(EXCERPT)
• • • • • • •
Bees' flight behavior when exposed to pesticides
Researchers at Imperial College London connected bees to a flight mill to test whether bees' flight behavior changed when exposed to pesticides. The researchers recorded how far the bees flew and for how long.
After the tests, the scientists found that bees exposed to a neonicotinoid pesticide flew only a third of the distance for a third of the time compared to unexposed bees. The video below shows a bee in a flight mill during the tests. The video was recorded by researcher Ilaria Pretelli from Imperial College London.
The team tested the bees' flight using an experimental flight mill - a spinning apparatus with long arms connected to magnets. The bees had a small metal disc attached to their backs, which allowed the researchers to attach bees temporarily to the magnetic arm.
As the bees flew in circles, the team were able to accurately measure how far they flew and how fast under a controlled environment.
"Previous studies from our group and others have shown that bee foragers exposed to neonicotinoid pesticides bring back less food to the colony. Our study on flight performance under pesticide exposure provides a potential mechanism to explain these findings," said Dr Richard Gill, lead author of the study, and also from the Department of Life Sciences at Imperial College London.
"The negative effects of pesticide exposure on flight endurance have the potential to reduce the area that colonies can forage for food. Exposed foraging bees may find themselves unable to reach previously accessible resources, or incapable of returning to the nest following exposure to contaminated flowers," he said.
"Not only could this reduce the abundance, diversity, and nutritional quality of food available to a colony affecting its development, but it could also limit the pollination service bees provide."
Bees dying, technology tries to regularize pollination
In turn, the problem affecting bees' flight also affects crops. Currently, yields of many crop types are under severe threat due to lack of pollination caused by bee Colony Collapse Disorder (CCD).
The bee CCD is a phenomenon that occurs when the majority of worker bees in a colony disappear and leave behind a queen, plenty of food, and just a few nurse bees to care for the remaining immature bees and the queen.
Technology and the Internet of Things (IoT) have found a way to come to the rescue and regularize pollination of crops. Deutsche Telecom has developed connected beehives to help boost bee numbers. The Bee Corp, NimbeLink and Verizon have been trialing LTE-M to connect beehives to smart AI-assisted platforms to improve management of honeybees. This is expected to regularize essential pollination of crops.
The bee Colony Collapse Disorder is a particularly vital element of the agricultural process which is often overlooked. Connected beehives stand to boost one-third of the world’s crop production.
Even though technology could help with pollination of crops, it can't solve the problem of humans contributing to the extermination of the remaining bees on the planet, a species already endangered.
The Imperial College London study Pesticide Exposure Affects Flight Dynamics and Reduces Flight Endurance in Bumblebees by Daniel Kenna, Hazel Cooley, Ilaria Pretelli, Ana Ramos Rodrigues, Steve D. Gill, Richard J. Gill was published today in the journal Ecology and Evolution.
• • • • • • •
(EXERCISE OBJECTIVE)
Write out the part of the excerpt about bees and pesticides starting at "Even though technology" and ending at "Ecology and Evolution.", word for word. Draw only on the excerpt about bees and pesticides.
• • • • • • •
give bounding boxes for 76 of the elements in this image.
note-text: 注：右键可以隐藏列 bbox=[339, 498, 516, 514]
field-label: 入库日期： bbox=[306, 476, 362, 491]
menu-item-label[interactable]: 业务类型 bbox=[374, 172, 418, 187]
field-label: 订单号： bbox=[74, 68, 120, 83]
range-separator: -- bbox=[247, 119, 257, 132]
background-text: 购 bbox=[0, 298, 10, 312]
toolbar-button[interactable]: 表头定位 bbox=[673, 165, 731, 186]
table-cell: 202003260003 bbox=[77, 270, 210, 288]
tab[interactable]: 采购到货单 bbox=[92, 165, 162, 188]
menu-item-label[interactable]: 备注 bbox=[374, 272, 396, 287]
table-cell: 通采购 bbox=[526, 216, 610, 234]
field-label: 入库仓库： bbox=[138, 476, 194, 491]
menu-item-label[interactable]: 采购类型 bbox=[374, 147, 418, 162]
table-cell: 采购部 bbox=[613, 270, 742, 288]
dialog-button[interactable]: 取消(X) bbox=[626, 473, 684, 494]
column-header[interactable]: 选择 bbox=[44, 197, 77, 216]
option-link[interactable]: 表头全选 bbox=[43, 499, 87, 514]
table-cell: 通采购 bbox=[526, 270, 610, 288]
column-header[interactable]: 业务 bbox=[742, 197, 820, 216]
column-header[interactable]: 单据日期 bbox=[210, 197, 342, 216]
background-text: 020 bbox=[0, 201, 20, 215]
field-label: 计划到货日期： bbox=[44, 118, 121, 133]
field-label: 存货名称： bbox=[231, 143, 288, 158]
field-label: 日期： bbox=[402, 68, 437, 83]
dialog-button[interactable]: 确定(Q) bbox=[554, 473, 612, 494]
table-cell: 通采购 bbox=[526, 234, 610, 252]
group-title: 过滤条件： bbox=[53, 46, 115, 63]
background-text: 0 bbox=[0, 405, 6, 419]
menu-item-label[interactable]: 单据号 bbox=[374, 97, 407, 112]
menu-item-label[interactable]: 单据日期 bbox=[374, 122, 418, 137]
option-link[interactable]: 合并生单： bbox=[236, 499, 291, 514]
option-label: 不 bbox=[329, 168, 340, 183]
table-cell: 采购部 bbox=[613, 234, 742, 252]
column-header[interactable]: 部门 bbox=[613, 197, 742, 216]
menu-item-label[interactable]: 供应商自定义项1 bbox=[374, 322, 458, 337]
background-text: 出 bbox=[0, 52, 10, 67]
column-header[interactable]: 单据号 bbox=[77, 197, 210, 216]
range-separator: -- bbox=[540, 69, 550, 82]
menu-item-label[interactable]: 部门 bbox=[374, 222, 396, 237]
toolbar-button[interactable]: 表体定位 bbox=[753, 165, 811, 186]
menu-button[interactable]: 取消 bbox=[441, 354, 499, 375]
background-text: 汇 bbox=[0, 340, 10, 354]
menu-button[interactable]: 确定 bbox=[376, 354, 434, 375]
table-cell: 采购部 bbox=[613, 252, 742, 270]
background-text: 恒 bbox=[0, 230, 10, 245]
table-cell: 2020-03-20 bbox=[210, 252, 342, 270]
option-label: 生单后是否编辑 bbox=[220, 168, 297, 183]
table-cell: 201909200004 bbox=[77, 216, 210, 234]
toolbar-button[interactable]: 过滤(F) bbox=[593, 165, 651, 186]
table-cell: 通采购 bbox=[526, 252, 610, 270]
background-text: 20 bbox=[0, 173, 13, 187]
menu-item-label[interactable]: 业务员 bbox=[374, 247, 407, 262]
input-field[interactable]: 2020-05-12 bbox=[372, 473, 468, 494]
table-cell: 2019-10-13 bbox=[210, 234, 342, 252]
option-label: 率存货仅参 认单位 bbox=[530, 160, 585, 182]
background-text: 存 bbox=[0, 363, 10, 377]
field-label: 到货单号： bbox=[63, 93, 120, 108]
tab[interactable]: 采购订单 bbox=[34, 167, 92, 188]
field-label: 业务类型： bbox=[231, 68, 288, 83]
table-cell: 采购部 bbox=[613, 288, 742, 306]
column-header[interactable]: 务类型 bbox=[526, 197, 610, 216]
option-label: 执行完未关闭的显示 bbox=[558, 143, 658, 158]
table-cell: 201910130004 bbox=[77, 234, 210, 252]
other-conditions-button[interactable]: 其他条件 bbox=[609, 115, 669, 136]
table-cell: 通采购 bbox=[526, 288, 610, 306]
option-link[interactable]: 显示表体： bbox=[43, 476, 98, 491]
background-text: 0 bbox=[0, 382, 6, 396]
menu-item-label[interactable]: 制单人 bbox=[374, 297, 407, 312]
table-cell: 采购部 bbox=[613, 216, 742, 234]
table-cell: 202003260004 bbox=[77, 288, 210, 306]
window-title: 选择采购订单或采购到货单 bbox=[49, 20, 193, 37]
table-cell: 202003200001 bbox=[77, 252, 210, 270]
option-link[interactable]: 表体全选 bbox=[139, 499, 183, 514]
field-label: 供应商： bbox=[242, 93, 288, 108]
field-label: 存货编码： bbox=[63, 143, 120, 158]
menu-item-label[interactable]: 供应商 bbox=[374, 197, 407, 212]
• • • • • • •
(EXERCISE ANSWER)
Even though technology could help with pollination of crops, it can't solve the problem of humans contributing to the extermination of the remaining bees on the planet, a species already endangered.
The Imperial College London study Pesticide Exposure Affects Flight Dynamics and Reduces Flight Endurance in Bumblebees by Daniel Kenna, Hazel Cooley, Ilaria Pretelli, Ana Ramos Rodrigues, Steve D. Gill, Richard J. Gill was published today in the journal Ecology and Evolution.